[Dataset entries on figures]
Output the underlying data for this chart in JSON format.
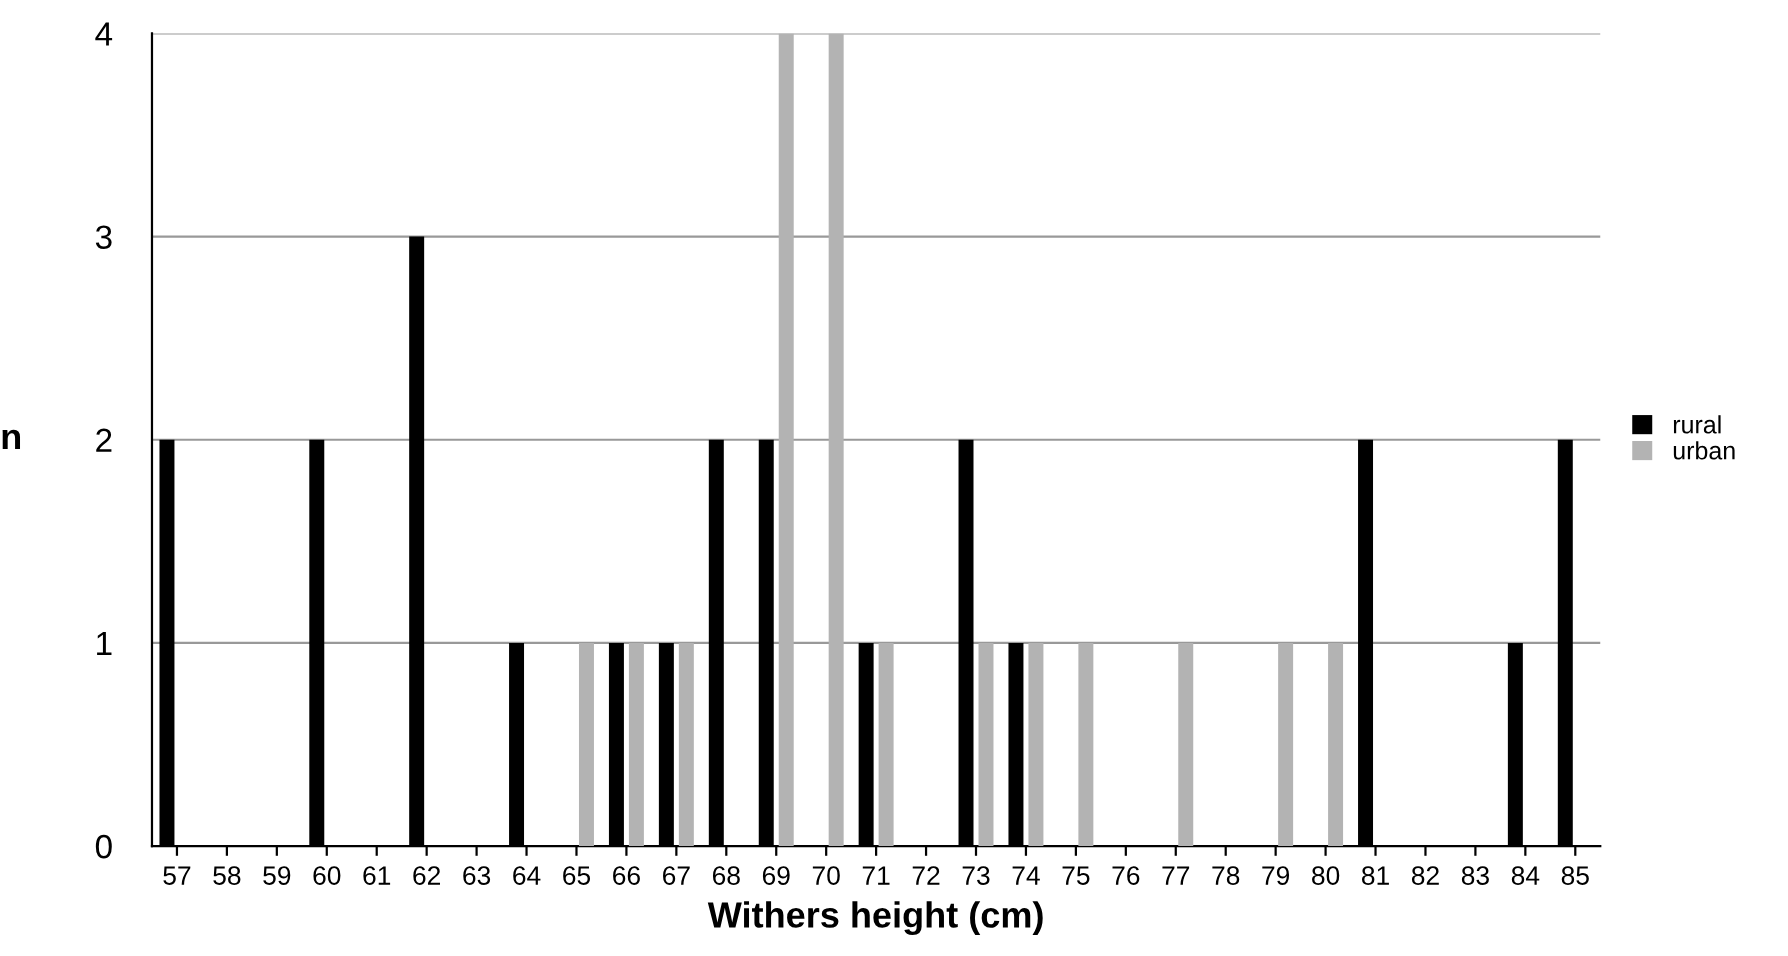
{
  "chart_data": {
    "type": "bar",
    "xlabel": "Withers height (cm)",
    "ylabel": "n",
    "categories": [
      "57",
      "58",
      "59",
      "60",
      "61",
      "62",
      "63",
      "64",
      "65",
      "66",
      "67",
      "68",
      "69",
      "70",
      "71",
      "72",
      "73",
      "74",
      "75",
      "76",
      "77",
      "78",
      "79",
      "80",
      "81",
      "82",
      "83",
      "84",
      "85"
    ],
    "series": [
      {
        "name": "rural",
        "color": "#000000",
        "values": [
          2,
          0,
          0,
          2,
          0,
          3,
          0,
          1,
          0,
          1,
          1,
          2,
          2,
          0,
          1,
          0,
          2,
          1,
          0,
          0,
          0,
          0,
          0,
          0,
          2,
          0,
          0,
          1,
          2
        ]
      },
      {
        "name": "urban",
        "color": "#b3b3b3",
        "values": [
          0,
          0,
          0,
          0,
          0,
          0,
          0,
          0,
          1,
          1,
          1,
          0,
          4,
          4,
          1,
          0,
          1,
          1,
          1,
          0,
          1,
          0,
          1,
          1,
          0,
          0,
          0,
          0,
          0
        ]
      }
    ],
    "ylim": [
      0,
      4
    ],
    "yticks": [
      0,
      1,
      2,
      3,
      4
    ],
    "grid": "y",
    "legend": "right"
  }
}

STATED PROBLEM -> Using the material above, retype each entry exactly and omit the pictures.

PROBLEM SOLUTION ->
Output the underlying data for this chart in JSON format.
{
  "chart_data": {
    "type": "bar",
    "xlabel": "Withers height (cm)",
    "ylabel": "n",
    "categories": [
      "57",
      "58",
      "59",
      "60",
      "61",
      "62",
      "63",
      "64",
      "65",
      "66",
      "67",
      "68",
      "69",
      "70",
      "71",
      "72",
      "73",
      "74",
      "75",
      "76",
      "77",
      "78",
      "79",
      "80",
      "81",
      "82",
      "83",
      "84",
      "85"
    ],
    "series": [
      {
        "name": "rural",
        "color": "#000000",
        "values": [
          2,
          0,
          0,
          2,
          0,
          3,
          0,
          1,
          0,
          1,
          1,
          2,
          2,
          0,
          1,
          0,
          2,
          1,
          0,
          0,
          0,
          0,
          0,
          0,
          2,
          0,
          0,
          1,
          2
        ]
      },
      {
        "name": "urban",
        "color": "#b3b3b3",
        "values": [
          0,
          0,
          0,
          0,
          0,
          0,
          0,
          0,
          1,
          1,
          1,
          0,
          4,
          4,
          1,
          0,
          1,
          1,
          1,
          0,
          1,
          0,
          1,
          1,
          0,
          0,
          0,
          0,
          0
        ]
      }
    ],
    "ylim": [
      0,
      4
    ],
    "yticks": [
      0,
      1,
      2,
      3,
      4
    ],
    "grid": "y",
    "legend": "right"
  }
}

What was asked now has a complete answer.